Set the listing down unchanged, minus every embedded image.
*** WORKING DATA ***
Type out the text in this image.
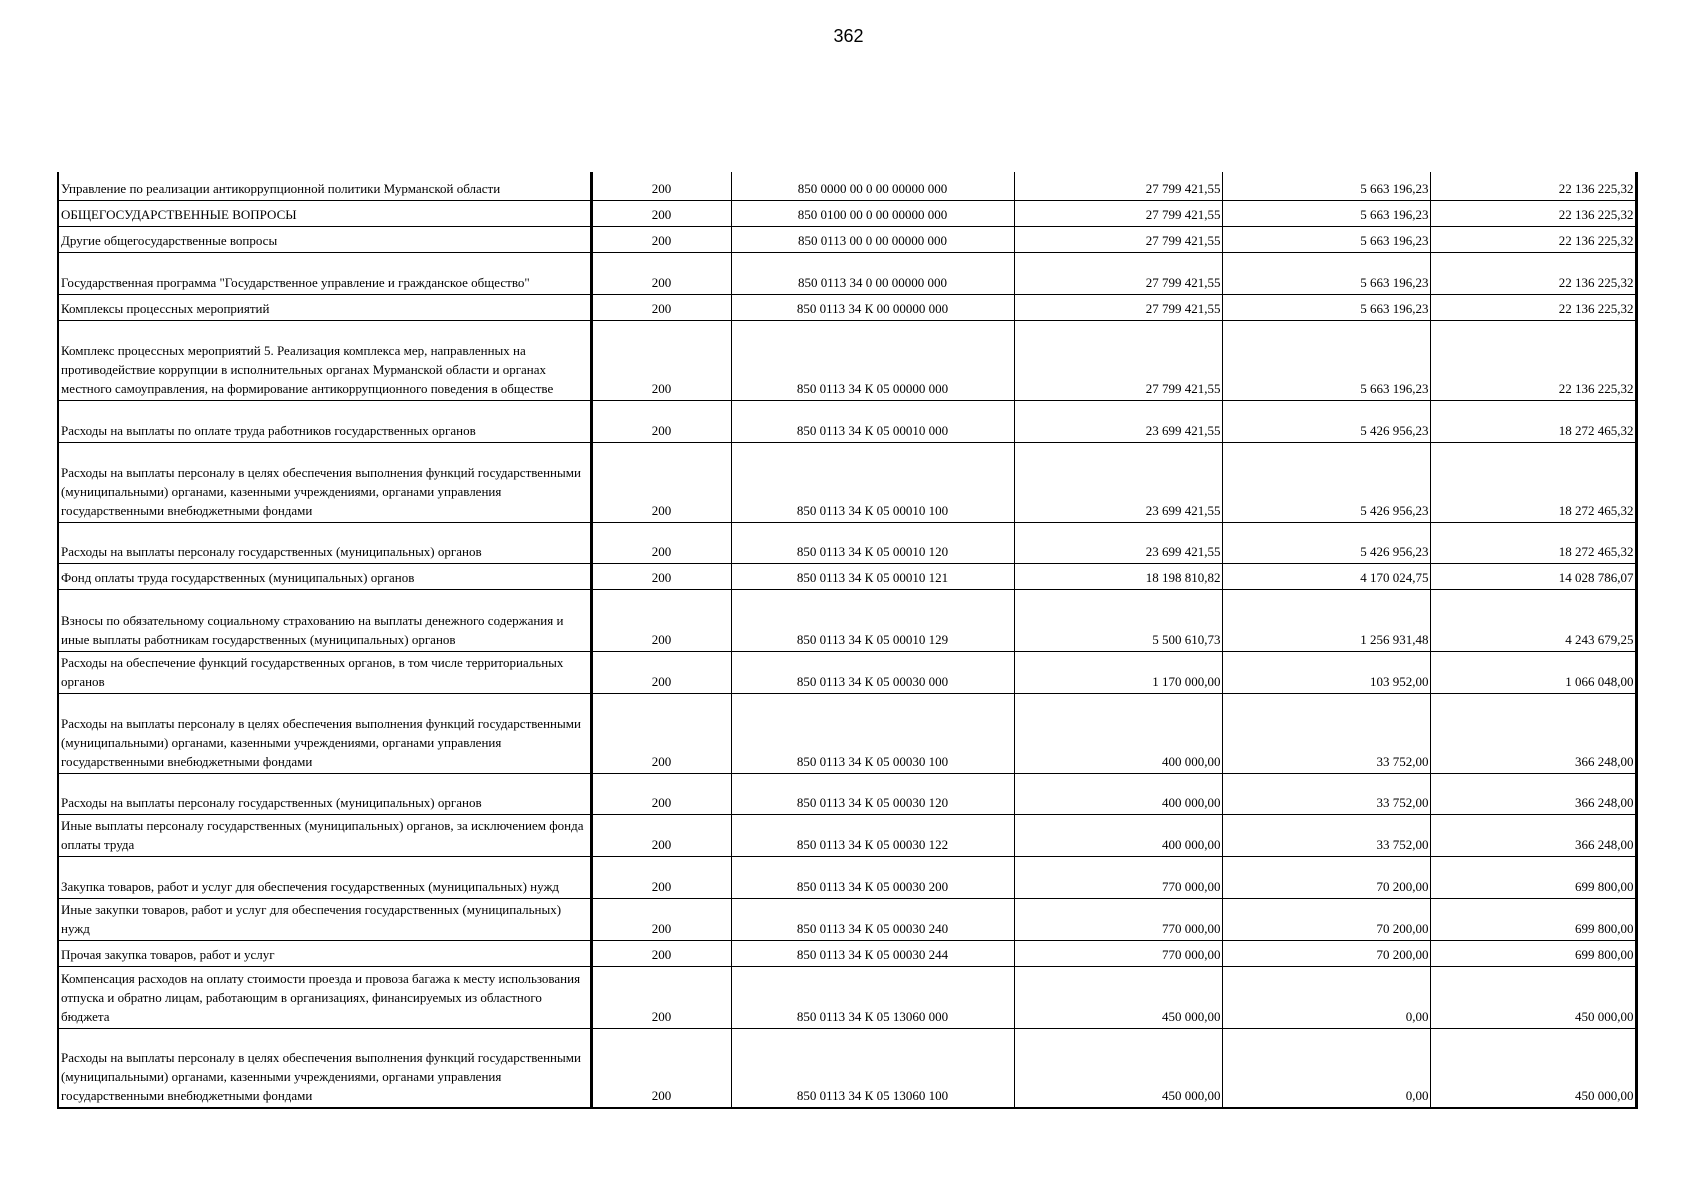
362
Управление по реализации антикоррупционной политики Мурманской области	200	850 0000 00 0 00 00000 000	27 799 421,55	5 663 196,23	22 136 225,32
ОБЩЕГОСУДАРСТВЕННЫЕ ВОПРОСЫ	200	850 0100 00 0 00 00000 000	27 799 421,55	5 663 196,23	22 136 225,32
Другие общегосударственные вопросы	200	850 0113 00 0 00 00000 000	27 799 421,55	5 663 196,23	22 136 225,32
Государственная программа "Государственное управление и гражданское общество"	200	850 0113 34 0 00 00000 000	27 799 421,55	5 663 196,23	22 136 225,32
Комплексы процессных мероприятий	200	850 0113 34 К 00 00000 000	27 799 421,55	5 663 196,23	22 136 225,32
Комплекс процессных мероприятий 5. Реализация комплекса мер, направленных на противодействие коррупции в исполнительных органах Мурманской области и органах местного самоуправления, на формирование антикоррупционного поведения в обществе	200	850 0113 34 К 05 00000 000	27 799 421,55	5 663 196,23	22 136 225,32
Расходы на выплаты по оплате труда работников государственных органов	200	850 0113 34 К 05 00010 000	23 699 421,55	5 426 956,23	18 272 465,32
Расходы на выплаты персоналу в целях обеспечения выполнения функций государственными (муниципальными) органами, казенными учреждениями, органами управления государственными внебюджетными фондами	200	850 0113 34 К 05 00010 100	23 699 421,55	5 426 956,23	18 272 465,32
Расходы на выплаты персоналу государственных (муниципальных) органов	200	850 0113 34 К 05 00010 120	23 699 421,55	5 426 956,23	18 272 465,32
Фонд оплаты труда государственных (муниципальных) органов	200	850 0113 34 К 05 00010 121	18 198 810,82	4 170 024,75	14 028 786,07
Взносы по обязательному социальному страхованию на выплаты денежного содержания и иные выплаты работникам государственных (муниципальных) органов	200	850 0113 34 К 05 00010 129	5 500 610,73	1 256 931,48	4 243 679,25
Расходы на обеспечение функций государственных органов, в том числе территориальных органов	200	850 0113 34 К 05 00030 000	1 170 000,00	103 952,00	1 066 048,00
Расходы на выплаты персоналу в целях обеспечения выполнения функций государственными (муниципальными) органами, казенными учреждениями, органами управления государственными внебюджетными фондами	200	850 0113 34 К 05 00030 100	400 000,00	33 752,00	366 248,00
Расходы на выплаты персоналу государственных (муниципальных) органов	200	850 0113 34 К 05 00030 120	400 000,00	33 752,00	366 248,00
Иные выплаты персоналу государственных (муниципальных) органов, за исключением фонда оплаты труда	200	850 0113 34 К 05 00030 122	400 000,00	33 752,00	366 248,00
Закупка товаров, работ и услуг для обеспечения государственных (муниципальных) нужд	200	850 0113 34 К 05 00030 200	770 000,00	70 200,00	699 800,00
Иные закупки товаров, работ и услуг для обеспечения государственных (муниципальных) нужд	200	850 0113 34 К 05 00030 240	770 000,00	70 200,00	699 800,00
Прочая закупка товаров, работ и услуг	200	850 0113 34 К 05 00030 244	770 000,00	70 200,00	699 800,00
Компенсация расходов на оплату стоимости проезда и провоза багажа к месту использования отпуска и обратно лицам, работающим в организациях, финансируемых из областного бюджета	200	850 0113 34 К 05 13060 000	450 000,00	0,00	450 000,00
Расходы на выплаты персоналу в целях обеспечения выполнения функций государственными (муниципальными) органами, казенными учреждениями, органами управления государственными внебюджетными фондами	200	850 0113 34 К 05 13060 100	450 000,00	0,00	450 000,00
***
--- RESULT OF THE TASK ---
Type out the text in this image.
362
Управление по реализации антикоррупционной политики Мурманской области	200	850 0000 00 0 00 00000 000	27 799 421,55	5 663 196,23	22 136 225,32
ОБЩЕГОСУДАРСТВЕННЫЕ ВОПРОСЫ	200	850 0100 00 0 00 00000 000	27 799 421,55	5 663 196,23	22 136 225,32
Другие общегосударственные вопросы	200	850 0113 00 0 00 00000 000	27 799 421,55	5 663 196,23	22 136 225,32
Государственная программа "Государственное управление и гражданское общество"	200	850 0113 34 0 00 00000 000	27 799 421,55	5 663 196,23	22 136 225,32
Комплексы процессных мероприятий	200	850 0113 34 К 00 00000 000	27 799 421,55	5 663 196,23	22 136 225,32
Комплекс процессных мероприятий 5. Реализация комплекса мер, направленных на противодействие коррупции в исполнительных органах Мурманской области и органах местного самоуправления, на формирование антикоррупционного поведения в обществе	200	850 0113 34 К 05 00000 000	27 799 421,55	5 663 196,23	22 136 225,32
Расходы на выплаты по оплате труда работников государственных органов	200	850 0113 34 К 05 00010 000	23 699 421,55	5 426 956,23	18 272 465,32
Расходы на выплаты персоналу в целях обеспечения выполнения функций государственными (муниципальными) органами, казенными учреждениями, органами управления государственными внебюджетными фондами	200	850 0113 34 К 05 00010 100	23 699 421,55	5 426 956,23	18 272 465,32
Расходы на выплаты персоналу государственных (муниципальных) органов	200	850 0113 34 К 05 00010 120	23 699 421,55	5 426 956,23	18 272 465,32
Фонд оплаты труда государственных (муниципальных) органов	200	850 0113 34 К 05 00010 121	18 198 810,82	4 170 024,75	14 028 786,07
Взносы по обязательному социальному страхованию на выплаты денежного содержания и иные выплаты работникам государственных (муниципальных) органов	200	850 0113 34 К 05 00010 129	5 500 610,73	1 256 931,48	4 243 679,25
Расходы на обеспечение функций государственных органов, в том числе территориальных органов	200	850 0113 34 К 05 00030 000	1 170 000,00	103 952,00	1 066 048,00
Расходы на выплаты персоналу в целях обеспечения выполнения функций государственными (муниципальными) органами, казенными учреждениями, органами управления государственными внебюджетными фондами	200	850 0113 34 К 05 00030 100	400 000,00	33 752,00	366 248,00
Расходы на выплаты персоналу государственных (муниципальных) органов	200	850 0113 34 К 05 00030 120	400 000,00	33 752,00	366 248,00
Иные выплаты персоналу государственных (муниципальных) органов, за исключением фонда оплаты труда	200	850 0113 34 К 05 00030 122	400 000,00	33 752,00	366 248,00
Закупка товаров, работ и услуг для обеспечения государственных (муниципальных) нужд	200	850 0113 34 К 05 00030 200	770 000,00	70 200,00	699 800,00
Иные закупки товаров, работ и услуг для обеспечения государственных (муниципальных) нужд	200	850 0113 34 К 05 00030 240	770 000,00	70 200,00	699 800,00
Прочая закупка товаров, работ и услуг	200	850 0113 34 К 05 00030 244	770 000,00	70 200,00	699 800,00
Компенсация расходов на оплату стоимости проезда и провоза багажа к месту использования отпуска и обратно лицам, работающим в организациях, финансируемых из областного бюджета	200	850 0113 34 К 05 13060 000	450 000,00	0,00	450 000,00
Расходы на выплаты персоналу в целях обеспечения выполнения функций государственными (муниципальными) органами, казенными учреждениями, органами управления государственными внебюджетными фондами	200	850 0113 34 К 05 13060 100	450 000,00	0,00	450 000,00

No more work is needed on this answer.